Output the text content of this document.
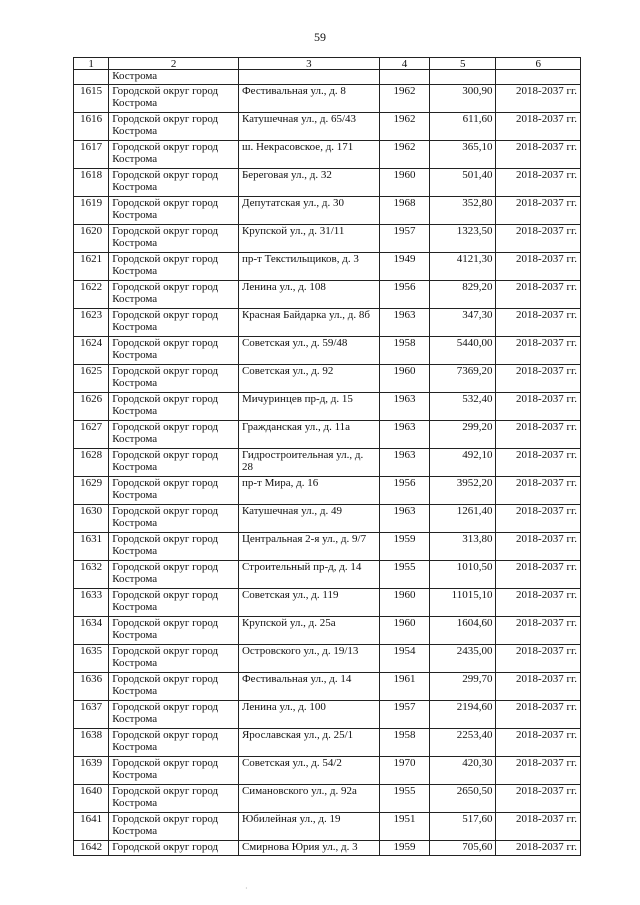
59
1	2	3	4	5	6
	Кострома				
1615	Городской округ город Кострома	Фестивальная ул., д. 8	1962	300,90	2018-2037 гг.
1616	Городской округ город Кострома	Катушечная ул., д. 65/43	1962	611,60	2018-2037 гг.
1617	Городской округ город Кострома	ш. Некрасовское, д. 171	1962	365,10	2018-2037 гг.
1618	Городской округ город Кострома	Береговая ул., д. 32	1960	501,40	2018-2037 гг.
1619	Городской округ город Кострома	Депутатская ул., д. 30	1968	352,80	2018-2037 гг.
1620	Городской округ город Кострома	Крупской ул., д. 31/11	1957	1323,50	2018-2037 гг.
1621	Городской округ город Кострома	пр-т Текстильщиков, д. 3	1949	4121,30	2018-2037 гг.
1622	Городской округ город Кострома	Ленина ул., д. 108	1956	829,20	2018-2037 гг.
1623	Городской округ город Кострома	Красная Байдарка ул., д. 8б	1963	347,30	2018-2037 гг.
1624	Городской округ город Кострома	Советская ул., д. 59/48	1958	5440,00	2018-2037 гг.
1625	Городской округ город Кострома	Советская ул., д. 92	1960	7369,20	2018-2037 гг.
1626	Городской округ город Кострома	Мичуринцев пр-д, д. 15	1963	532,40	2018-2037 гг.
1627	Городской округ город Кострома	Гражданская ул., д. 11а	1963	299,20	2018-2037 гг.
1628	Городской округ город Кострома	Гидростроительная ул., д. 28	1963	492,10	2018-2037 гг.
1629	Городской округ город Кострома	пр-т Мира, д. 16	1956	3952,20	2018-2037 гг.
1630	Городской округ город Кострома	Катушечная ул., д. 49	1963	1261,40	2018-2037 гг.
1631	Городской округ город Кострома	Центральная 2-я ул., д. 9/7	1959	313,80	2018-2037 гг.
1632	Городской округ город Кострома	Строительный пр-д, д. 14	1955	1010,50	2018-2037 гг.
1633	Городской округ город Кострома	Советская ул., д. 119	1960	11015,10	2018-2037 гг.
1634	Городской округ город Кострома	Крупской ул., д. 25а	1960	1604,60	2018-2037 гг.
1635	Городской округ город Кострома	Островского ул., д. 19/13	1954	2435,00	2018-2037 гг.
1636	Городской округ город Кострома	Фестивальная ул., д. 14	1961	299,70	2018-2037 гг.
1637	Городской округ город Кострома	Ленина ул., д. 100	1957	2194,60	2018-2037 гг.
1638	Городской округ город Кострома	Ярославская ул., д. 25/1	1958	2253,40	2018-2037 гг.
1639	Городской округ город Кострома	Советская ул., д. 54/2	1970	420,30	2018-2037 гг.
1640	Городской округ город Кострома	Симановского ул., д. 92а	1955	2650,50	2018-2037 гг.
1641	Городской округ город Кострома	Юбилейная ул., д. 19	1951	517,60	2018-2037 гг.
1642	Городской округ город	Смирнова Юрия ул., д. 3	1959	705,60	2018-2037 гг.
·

◆ ◆ ◆

What needs to be done
Go through the listing above and quote it exactly, apart from its images.

Written solution
Output the text content of this document.
59
1	2	3	4	5	6
	Кострома				
1615	Городской округ город Кострома	Фестивальная ул., д. 8	1962	300,90	2018-2037 гг.
1616	Городской округ город Кострома	Катушечная ул., д. 65/43	1962	611,60	2018-2037 гг.
1617	Городской округ город Кострома	ш. Некрасовское, д. 171	1962	365,10	2018-2037 гг.
1618	Городской округ город Кострома	Береговая ул., д. 32	1960	501,40	2018-2037 гг.
1619	Городской округ город Кострома	Депутатская ул., д. 30	1968	352,80	2018-2037 гг.
1620	Городской округ город Кострома	Крупской ул., д. 31/11	1957	1323,50	2018-2037 гг.
1621	Городской округ город Кострома	пр-т Текстильщиков, д. 3	1949	4121,30	2018-2037 гг.
1622	Городской округ город Кострома	Ленина ул., д. 108	1956	829,20	2018-2037 гг.
1623	Городской округ город Кострома	Красная Байдарка ул., д. 8б	1963	347,30	2018-2037 гг.
1624	Городской округ город Кострома	Советская ул., д. 59/48	1958	5440,00	2018-2037 гг.
1625	Городской округ город Кострома	Советская ул., д. 92	1960	7369,20	2018-2037 гг.
1626	Городской округ город Кострома	Мичуринцев пр-д, д. 15	1963	532,40	2018-2037 гг.
1627	Городской округ город Кострома	Гражданская ул., д. 11а	1963	299,20	2018-2037 гг.
1628	Городской округ город Кострома	Гидростроительная ул., д. 28	1963	492,10	2018-2037 гг.
1629	Городской округ город Кострома	пр-т Мира, д. 16	1956	3952,20	2018-2037 гг.
1630	Городской округ город Кострома	Катушечная ул., д. 49	1963	1261,40	2018-2037 гг.
1631	Городской округ город Кострома	Центральная 2-я ул., д. 9/7	1959	313,80	2018-2037 гг.
1632	Городской округ город Кострома	Строительный пр-д, д. 14	1955	1010,50	2018-2037 гг.
1633	Городской округ город Кострома	Советская ул., д. 119	1960	11015,10	2018-2037 гг.
1634	Городской округ город Кострома	Крупской ул., д. 25а	1960	1604,60	2018-2037 гг.
1635	Городской округ город Кострома	Островского ул., д. 19/13	1954	2435,00	2018-2037 гг.
1636	Городской округ город Кострома	Фестивальная ул., д. 14	1961	299,70	2018-2037 гг.
1637	Городской округ город Кострома	Ленина ул., д. 100	1957	2194,60	2018-2037 гг.
1638	Городской округ город Кострома	Ярославская ул., д. 25/1	1958	2253,40	2018-2037 гг.
1639	Городской округ город Кострома	Советская ул., д. 54/2	1970	420,30	2018-2037 гг.
1640	Городской округ город Кострома	Симановского ул., д. 92а	1955	2650,50	2018-2037 гг.
1641	Городской округ город Кострома	Юбилейная ул., д. 19	1951	517,60	2018-2037 гг.
1642	Городской округ город	Смирнова Юрия ул., д. 3	1959	705,60	2018-2037 гг.
·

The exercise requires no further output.